## SET TASK
Pick out the lines below that contain the string "asus" and copy them all.

━━━━━ GIVEN RECORDS ━━━━━

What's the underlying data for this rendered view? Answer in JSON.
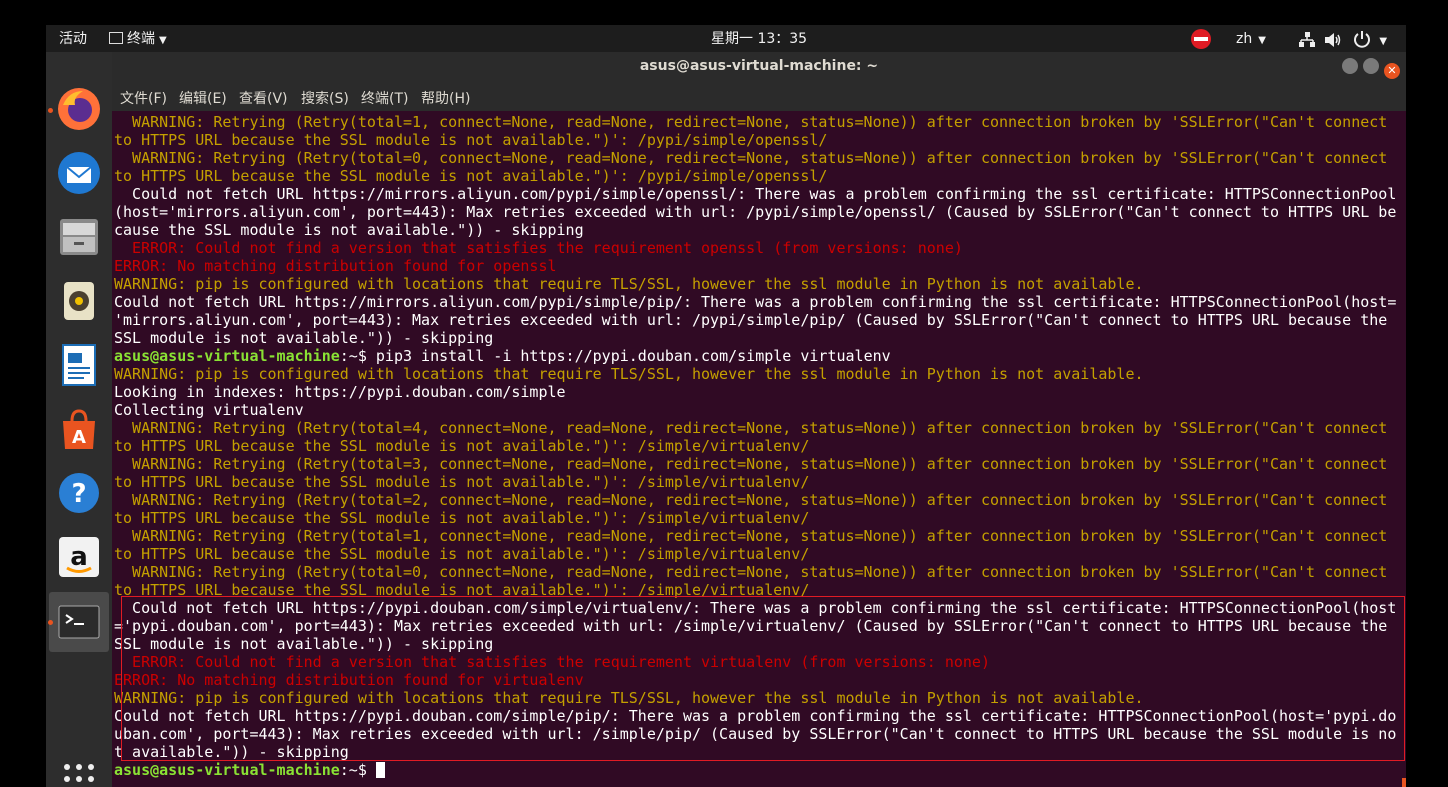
{
  "topbar": {
    "activities": "活动",
    "app_menu": "终端",
    "clock": "星期一 13：35",
    "lang": "zh"
  },
  "window": {
    "title": "asus@asus-virtual-machine: ~",
    "menu": [
      "文件(F)",
      "编辑(E)",
      "查看(V)",
      "搜索(S)",
      "终端(T)",
      "帮助(H)"
    ]
  },
  "dock": [
    {
      "name": "firefox",
      "running": true
    },
    {
      "name": "thunderbird",
      "running": false
    },
    {
      "name": "files",
      "running": false
    },
    {
      "name": "rhythmbox",
      "running": false
    },
    {
      "name": "libreoffice-writer",
      "running": false
    },
    {
      "name": "ubuntu-software",
      "running": false
    },
    {
      "name": "help",
      "running": false
    },
    {
      "name": "amazon",
      "running": false
    },
    {
      "name": "terminal",
      "running": true
    },
    {
      "name": "show-applications",
      "running": false
    }
  ],
  "terminal": {
    "prompt_user": "asus@asus-virtual-machine",
    "prompt_suffix": ":~$ ",
    "lines": [
      {
        "t": "w",
        "s": "  WARNING: Retrying (Retry(total=1, connect=None, read=None, redirect=None, status=None)) after connection broken by 'SSLError(\"Can't connect"
      },
      {
        "t": "w",
        "s": "to HTTPS URL because the SSL module is not available.\")': /pypi/simple/openssl/"
      },
      {
        "t": "w",
        "s": "  WARNING: Retrying (Retry(total=0, connect=None, read=None, redirect=None, status=None)) after connection broken by 'SSLError(\"Can't connect"
      },
      {
        "t": "w",
        "s": "to HTTPS URL because the SSL module is not available.\")': /pypi/simple/openssl/"
      },
      {
        "t": "n",
        "s": "  Could not fetch URL https://mirrors.aliyun.com/pypi/simple/openssl/: There was a problem confirming the ssl certificate: HTTPSConnectionPool"
      },
      {
        "t": "n",
        "s": "(host='mirrors.aliyun.com', port=443): Max retries exceeded with url: /pypi/simple/openssl/ (Caused by SSLError(\"Can't connect to HTTPS URL be"
      },
      {
        "t": "n",
        "s": "cause the SSL module is not available.\")) - skipping"
      },
      {
        "t": "e",
        "s": "  ERROR: Could not find a version that satisfies the requirement openssl (from versions: none)"
      },
      {
        "t": "e",
        "s": "ERROR: No matching distribution found for openssl"
      },
      {
        "t": "w",
        "s": "WARNING: pip is configured with locations that require TLS/SSL, however the ssl module in Python is not available."
      },
      {
        "t": "n",
        "s": "Could not fetch URL https://mirrors.aliyun.com/pypi/simple/pip/: There was a problem confirming the ssl certificate: HTTPSConnectionPool(host="
      },
      {
        "t": "n",
        "s": "'mirrors.aliyun.com', port=443): Max retries exceeded with url: /pypi/simple/pip/ (Caused by SSLError(\"Can't connect to HTTPS URL because the"
      },
      {
        "t": "n",
        "s": "SSL module is not available.\")) - skipping"
      },
      {
        "t": "p",
        "s": "pip3 install -i https://pypi.douban.com/simple virtualenv"
      },
      {
        "t": "w",
        "s": "WARNING: pip is configured with locations that require TLS/SSL, however the ssl module in Python is not available."
      },
      {
        "t": "n",
        "s": "Looking in indexes: https://pypi.douban.com/simple"
      },
      {
        "t": "n",
        "s": "Collecting virtualenv"
      },
      {
        "t": "w",
        "s": "  WARNING: Retrying (Retry(total=4, connect=None, read=None, redirect=None, status=None)) after connection broken by 'SSLError(\"Can't connect"
      },
      {
        "t": "w",
        "s": "to HTTPS URL because the SSL module is not available.\")': /simple/virtualenv/"
      },
      {
        "t": "w",
        "s": "  WARNING: Retrying (Retry(total=3, connect=None, read=None, redirect=None, status=None)) after connection broken by 'SSLError(\"Can't connect"
      },
      {
        "t": "w",
        "s": "to HTTPS URL because the SSL module is not available.\")': /simple/virtualenv/"
      },
      {
        "t": "w",
        "s": "  WARNING: Retrying (Retry(total=2, connect=None, read=None, redirect=None, status=None)) after connection broken by 'SSLError(\"Can't connect"
      },
      {
        "t": "w",
        "s": "to HTTPS URL because the SSL module is not available.\")': /simple/virtualenv/"
      },
      {
        "t": "w",
        "s": "  WARNING: Retrying (Retry(total=1, connect=None, read=None, redirect=None, status=None)) after connection broken by 'SSLError(\"Can't connect"
      },
      {
        "t": "w",
        "s": "to HTTPS URL because the SSL module is not available.\")': /simple/virtualenv/"
      },
      {
        "t": "w",
        "s": "  WARNING: Retrying (Retry(total=0, connect=None, read=None, redirect=None, status=None)) after connection broken by 'SSLError(\"Can't connect"
      },
      {
        "t": "w",
        "s": "to HTTPS URL because the SSL module is not available.\")': /simple/virtualenv/"
      },
      {
        "t": "n",
        "s": "  Could not fetch URL https://pypi.douban.com/simple/virtualenv/: There was a problem confirming the ssl certificate: HTTPSConnectionPool(host"
      },
      {
        "t": "n",
        "s": "='pypi.douban.com', port=443): Max retries exceeded with url: /simple/virtualenv/ (Caused by SSLError(\"Can't connect to HTTPS URL because the"
      },
      {
        "t": "n",
        "s": "SSL module is not available.\")) - skipping"
      },
      {
        "t": "e",
        "s": "  ERROR: Could not find a version that satisfies the requirement virtualenv (from versions: none)"
      },
      {
        "t": "e",
        "s": "ERROR: No matching distribution found for virtualenv"
      },
      {
        "t": "w",
        "s": "WARNING: pip is configured with locations that require TLS/SSL, however the ssl module in Python is not available."
      },
      {
        "t": "n",
        "s": "Could not fetch URL https://pypi.douban.com/simple/pip/: There was a problem confirming the ssl certificate: HTTPSConnectionPool(host='pypi.do"
      },
      {
        "t": "n",
        "s": "uban.com', port=443): Max retries exceeded with url: /simple/pip/ (Caused by SSLError(\"Can't connect to HTTPS URL because the SSL module is no"
      },
      {
        "t": "n",
        "s": "t available.\")) - skipping"
      },
      {
        "t": "p",
        "s": ""
      }
    ]
  }
}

━━━━━

## ANSWER TO THIS PROBLEM
    "title": "asus@asus-virtual-machine: ~",
    "prompt_user": "asus@asus-virtual-machine",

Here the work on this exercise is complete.